=== Given data ===
_ _ _
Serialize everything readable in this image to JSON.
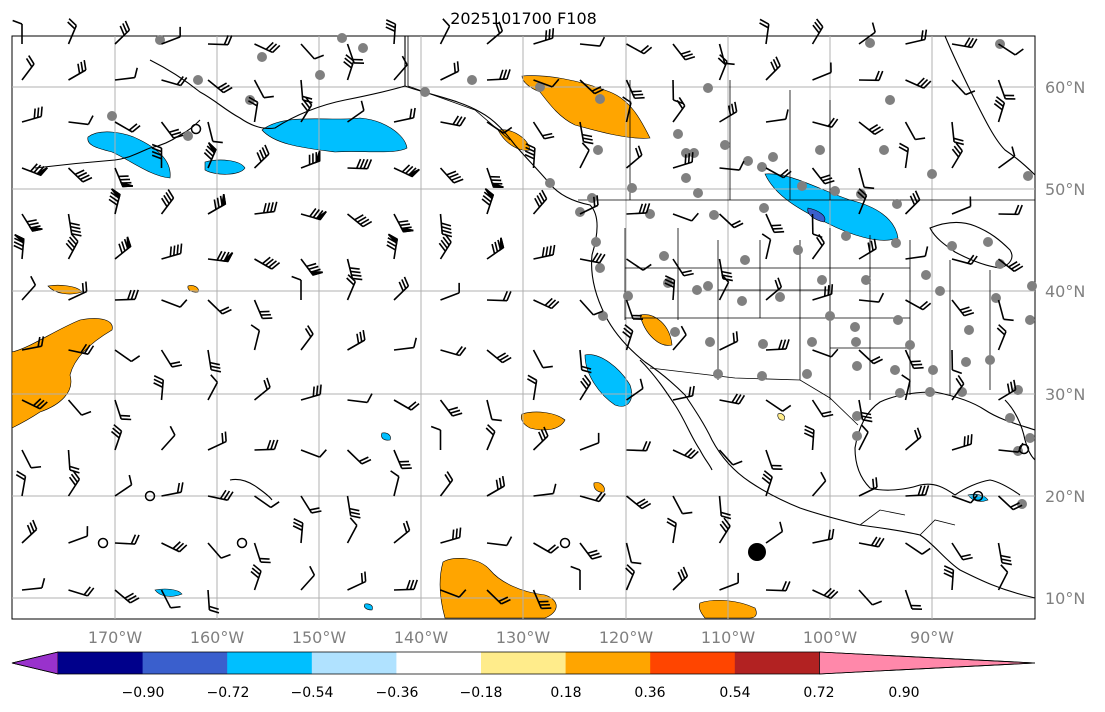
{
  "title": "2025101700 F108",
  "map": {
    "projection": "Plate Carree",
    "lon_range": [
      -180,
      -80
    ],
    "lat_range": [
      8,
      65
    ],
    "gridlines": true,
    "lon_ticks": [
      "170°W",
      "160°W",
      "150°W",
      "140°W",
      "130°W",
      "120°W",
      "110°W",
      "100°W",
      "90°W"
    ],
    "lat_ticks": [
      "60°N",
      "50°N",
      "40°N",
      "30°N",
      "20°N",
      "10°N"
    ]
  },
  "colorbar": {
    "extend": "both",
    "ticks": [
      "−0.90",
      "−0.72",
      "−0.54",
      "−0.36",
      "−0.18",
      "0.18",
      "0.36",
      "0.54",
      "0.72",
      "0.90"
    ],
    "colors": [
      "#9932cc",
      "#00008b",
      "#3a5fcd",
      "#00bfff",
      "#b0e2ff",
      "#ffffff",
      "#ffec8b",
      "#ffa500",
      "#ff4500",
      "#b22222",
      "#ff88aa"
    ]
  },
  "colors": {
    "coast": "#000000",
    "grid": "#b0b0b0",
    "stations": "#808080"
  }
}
_ _ _
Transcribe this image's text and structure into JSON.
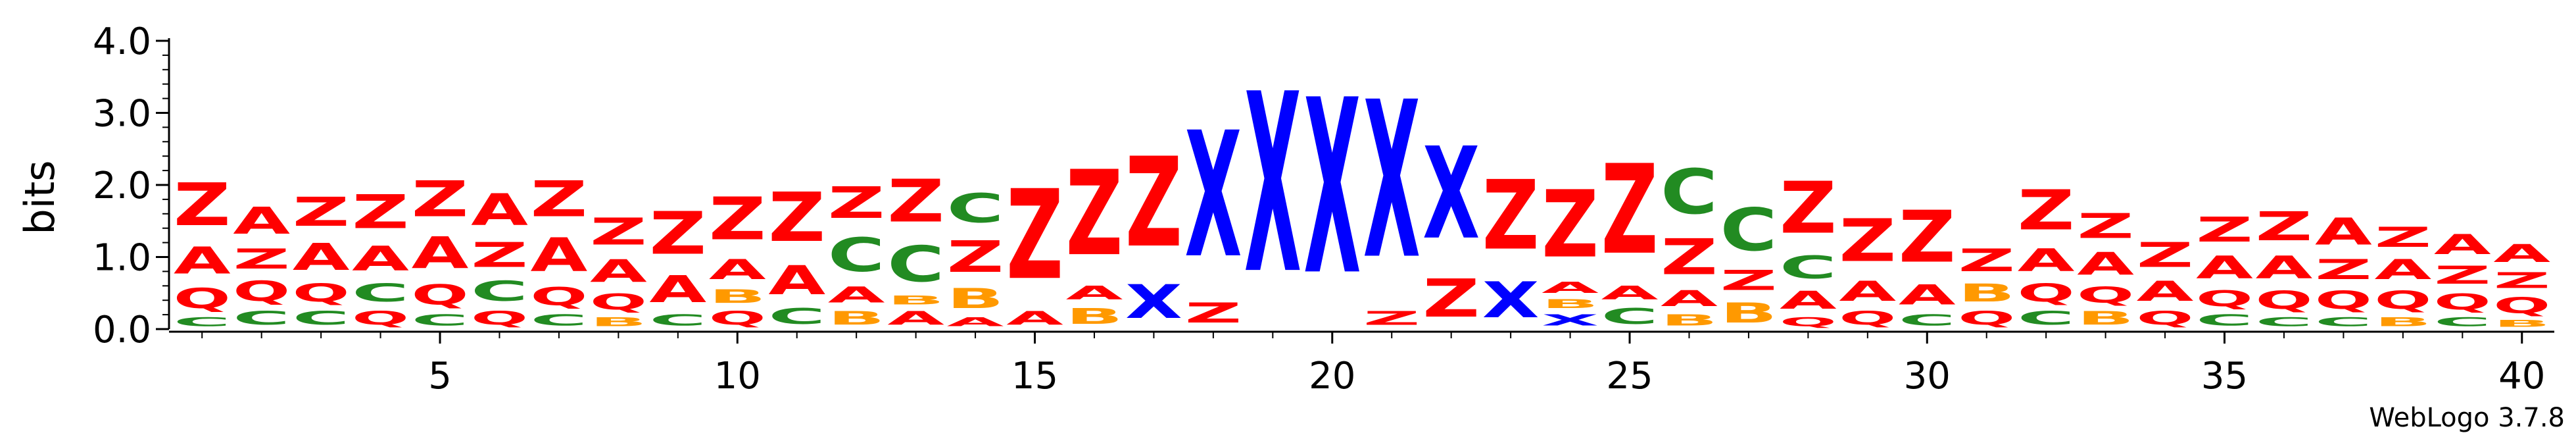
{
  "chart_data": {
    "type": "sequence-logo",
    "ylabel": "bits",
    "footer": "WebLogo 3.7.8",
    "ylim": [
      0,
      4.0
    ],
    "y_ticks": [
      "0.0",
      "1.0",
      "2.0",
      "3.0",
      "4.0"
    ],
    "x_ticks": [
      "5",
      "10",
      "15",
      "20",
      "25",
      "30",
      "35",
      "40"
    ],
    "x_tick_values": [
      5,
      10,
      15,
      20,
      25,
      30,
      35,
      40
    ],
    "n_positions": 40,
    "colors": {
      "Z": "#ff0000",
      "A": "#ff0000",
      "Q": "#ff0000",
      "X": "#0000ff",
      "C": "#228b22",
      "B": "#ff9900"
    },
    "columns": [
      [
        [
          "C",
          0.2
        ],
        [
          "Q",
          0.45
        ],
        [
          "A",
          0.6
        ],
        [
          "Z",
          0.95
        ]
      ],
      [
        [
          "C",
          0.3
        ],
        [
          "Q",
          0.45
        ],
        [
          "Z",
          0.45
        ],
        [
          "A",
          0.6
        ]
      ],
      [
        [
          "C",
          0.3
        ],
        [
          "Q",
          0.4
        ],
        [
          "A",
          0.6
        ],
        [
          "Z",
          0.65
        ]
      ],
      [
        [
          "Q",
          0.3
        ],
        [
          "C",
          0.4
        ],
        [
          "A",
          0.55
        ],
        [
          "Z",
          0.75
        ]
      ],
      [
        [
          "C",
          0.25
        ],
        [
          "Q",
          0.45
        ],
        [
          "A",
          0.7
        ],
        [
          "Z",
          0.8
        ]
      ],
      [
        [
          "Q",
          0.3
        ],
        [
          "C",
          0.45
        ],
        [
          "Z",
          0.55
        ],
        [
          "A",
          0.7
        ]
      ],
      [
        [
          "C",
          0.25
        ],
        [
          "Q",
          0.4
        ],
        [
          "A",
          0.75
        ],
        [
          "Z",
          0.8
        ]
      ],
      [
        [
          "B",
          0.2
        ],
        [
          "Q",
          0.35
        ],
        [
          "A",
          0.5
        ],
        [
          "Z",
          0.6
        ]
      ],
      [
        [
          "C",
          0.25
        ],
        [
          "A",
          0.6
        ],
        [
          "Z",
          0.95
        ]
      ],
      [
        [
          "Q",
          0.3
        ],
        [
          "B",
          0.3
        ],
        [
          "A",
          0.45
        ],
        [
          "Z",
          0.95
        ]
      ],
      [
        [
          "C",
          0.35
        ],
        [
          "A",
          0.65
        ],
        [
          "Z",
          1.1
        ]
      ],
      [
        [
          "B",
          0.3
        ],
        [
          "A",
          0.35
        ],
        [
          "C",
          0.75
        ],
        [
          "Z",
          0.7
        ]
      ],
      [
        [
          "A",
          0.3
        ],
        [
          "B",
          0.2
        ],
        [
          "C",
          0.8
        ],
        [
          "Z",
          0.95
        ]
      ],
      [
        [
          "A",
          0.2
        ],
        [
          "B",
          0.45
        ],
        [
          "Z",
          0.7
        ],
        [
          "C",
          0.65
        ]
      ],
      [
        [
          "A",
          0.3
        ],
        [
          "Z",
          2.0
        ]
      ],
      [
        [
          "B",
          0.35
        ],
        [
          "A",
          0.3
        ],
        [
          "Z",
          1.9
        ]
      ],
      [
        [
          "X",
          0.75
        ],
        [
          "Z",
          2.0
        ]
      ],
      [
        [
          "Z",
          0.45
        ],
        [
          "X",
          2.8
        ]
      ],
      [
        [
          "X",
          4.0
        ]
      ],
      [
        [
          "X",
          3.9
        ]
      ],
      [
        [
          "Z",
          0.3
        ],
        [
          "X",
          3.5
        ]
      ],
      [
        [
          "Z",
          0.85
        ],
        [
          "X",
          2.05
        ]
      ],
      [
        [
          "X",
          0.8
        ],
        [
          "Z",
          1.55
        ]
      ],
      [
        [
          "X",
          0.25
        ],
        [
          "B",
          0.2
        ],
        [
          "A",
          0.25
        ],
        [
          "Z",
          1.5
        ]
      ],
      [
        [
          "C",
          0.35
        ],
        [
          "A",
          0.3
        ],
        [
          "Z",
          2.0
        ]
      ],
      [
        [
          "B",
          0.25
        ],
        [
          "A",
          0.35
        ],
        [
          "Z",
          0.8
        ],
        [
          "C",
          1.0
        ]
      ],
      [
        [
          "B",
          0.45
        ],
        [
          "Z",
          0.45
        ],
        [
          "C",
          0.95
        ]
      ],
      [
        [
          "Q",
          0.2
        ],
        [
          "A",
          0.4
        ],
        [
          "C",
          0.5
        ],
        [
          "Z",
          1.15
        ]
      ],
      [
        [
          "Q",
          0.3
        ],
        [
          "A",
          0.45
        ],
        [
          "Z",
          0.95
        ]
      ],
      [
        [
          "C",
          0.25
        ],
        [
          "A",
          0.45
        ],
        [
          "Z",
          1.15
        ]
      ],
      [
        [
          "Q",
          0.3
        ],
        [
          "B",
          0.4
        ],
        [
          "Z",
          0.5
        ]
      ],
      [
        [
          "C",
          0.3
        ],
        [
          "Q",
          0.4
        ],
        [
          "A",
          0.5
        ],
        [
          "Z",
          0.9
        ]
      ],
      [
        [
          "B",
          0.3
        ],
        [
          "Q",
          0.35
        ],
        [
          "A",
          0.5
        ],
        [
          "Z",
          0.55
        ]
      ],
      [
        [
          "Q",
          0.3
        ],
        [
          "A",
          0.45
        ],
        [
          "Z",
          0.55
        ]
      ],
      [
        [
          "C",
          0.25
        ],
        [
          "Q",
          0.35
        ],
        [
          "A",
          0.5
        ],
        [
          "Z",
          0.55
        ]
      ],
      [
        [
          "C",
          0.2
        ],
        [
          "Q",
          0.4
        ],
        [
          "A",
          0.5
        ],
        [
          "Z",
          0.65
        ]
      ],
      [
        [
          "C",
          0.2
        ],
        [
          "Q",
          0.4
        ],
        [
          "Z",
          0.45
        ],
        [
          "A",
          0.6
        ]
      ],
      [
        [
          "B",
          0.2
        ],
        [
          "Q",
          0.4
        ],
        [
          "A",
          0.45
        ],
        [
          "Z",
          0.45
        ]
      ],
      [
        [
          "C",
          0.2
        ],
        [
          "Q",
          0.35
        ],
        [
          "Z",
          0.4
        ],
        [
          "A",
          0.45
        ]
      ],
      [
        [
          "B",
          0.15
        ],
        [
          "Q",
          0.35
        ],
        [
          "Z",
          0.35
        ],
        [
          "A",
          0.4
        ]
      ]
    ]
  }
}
_ _ _
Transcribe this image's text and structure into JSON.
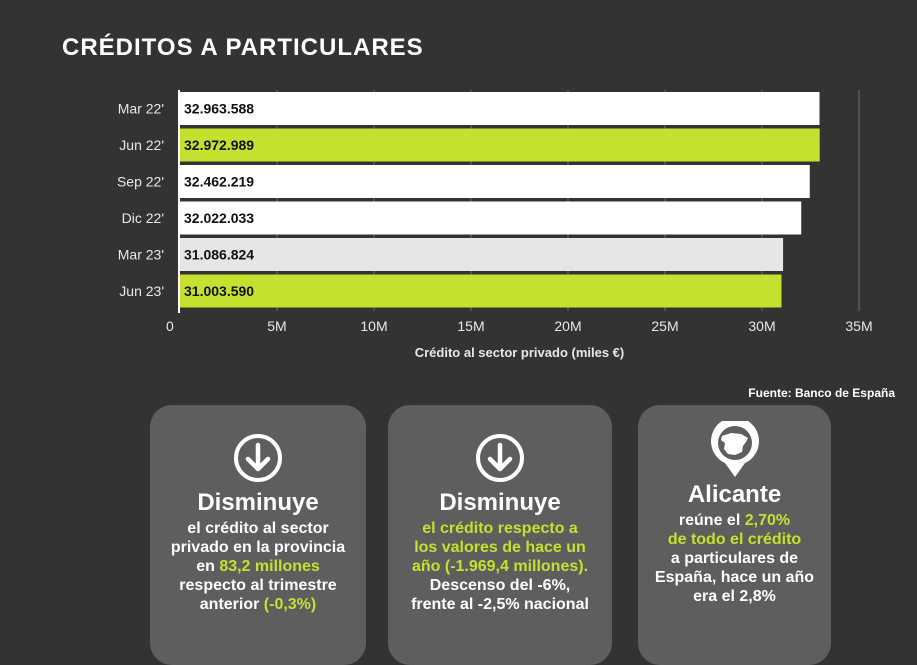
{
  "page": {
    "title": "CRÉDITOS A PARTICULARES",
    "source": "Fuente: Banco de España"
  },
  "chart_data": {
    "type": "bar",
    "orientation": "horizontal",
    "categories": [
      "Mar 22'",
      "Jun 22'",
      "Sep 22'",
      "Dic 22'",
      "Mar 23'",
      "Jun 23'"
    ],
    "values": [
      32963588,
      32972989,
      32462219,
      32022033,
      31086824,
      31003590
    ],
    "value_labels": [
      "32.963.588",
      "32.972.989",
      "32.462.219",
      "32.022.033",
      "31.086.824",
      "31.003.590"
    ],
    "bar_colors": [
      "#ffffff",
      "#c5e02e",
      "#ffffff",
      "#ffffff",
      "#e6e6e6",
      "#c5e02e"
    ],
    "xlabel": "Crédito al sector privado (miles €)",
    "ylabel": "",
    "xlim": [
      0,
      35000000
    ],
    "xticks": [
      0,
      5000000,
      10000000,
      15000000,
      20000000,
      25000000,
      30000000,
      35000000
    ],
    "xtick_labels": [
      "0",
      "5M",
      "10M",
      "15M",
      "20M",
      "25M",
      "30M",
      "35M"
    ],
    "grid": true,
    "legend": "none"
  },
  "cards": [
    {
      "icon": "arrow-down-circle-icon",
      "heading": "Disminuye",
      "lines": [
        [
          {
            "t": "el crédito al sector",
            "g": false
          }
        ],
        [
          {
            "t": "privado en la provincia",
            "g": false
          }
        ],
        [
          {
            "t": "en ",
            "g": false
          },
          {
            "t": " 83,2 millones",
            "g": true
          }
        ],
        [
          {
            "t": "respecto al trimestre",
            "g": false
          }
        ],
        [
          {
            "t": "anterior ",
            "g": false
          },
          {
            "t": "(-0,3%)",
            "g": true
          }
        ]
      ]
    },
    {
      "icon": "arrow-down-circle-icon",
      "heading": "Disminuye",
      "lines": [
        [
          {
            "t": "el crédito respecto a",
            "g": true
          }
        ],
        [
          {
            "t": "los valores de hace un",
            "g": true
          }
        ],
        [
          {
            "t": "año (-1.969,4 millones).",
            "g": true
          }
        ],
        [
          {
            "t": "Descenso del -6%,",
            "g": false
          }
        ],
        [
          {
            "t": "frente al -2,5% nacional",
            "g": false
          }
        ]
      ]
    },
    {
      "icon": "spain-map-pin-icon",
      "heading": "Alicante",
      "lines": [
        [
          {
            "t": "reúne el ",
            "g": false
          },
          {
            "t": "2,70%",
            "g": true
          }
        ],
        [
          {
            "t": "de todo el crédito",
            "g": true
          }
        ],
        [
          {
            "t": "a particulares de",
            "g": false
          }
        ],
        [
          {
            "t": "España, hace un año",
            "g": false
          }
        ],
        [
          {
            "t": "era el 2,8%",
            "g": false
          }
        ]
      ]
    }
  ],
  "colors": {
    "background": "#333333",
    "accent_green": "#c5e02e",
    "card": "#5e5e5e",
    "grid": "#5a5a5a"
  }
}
_ _ _
=== What is required ===
From the entries above, pull out each line that includes "privado".

=== Task answer ===
    "xlabel": "Crédito al sector privado (miles €)",
            "t": "privado en la provincia",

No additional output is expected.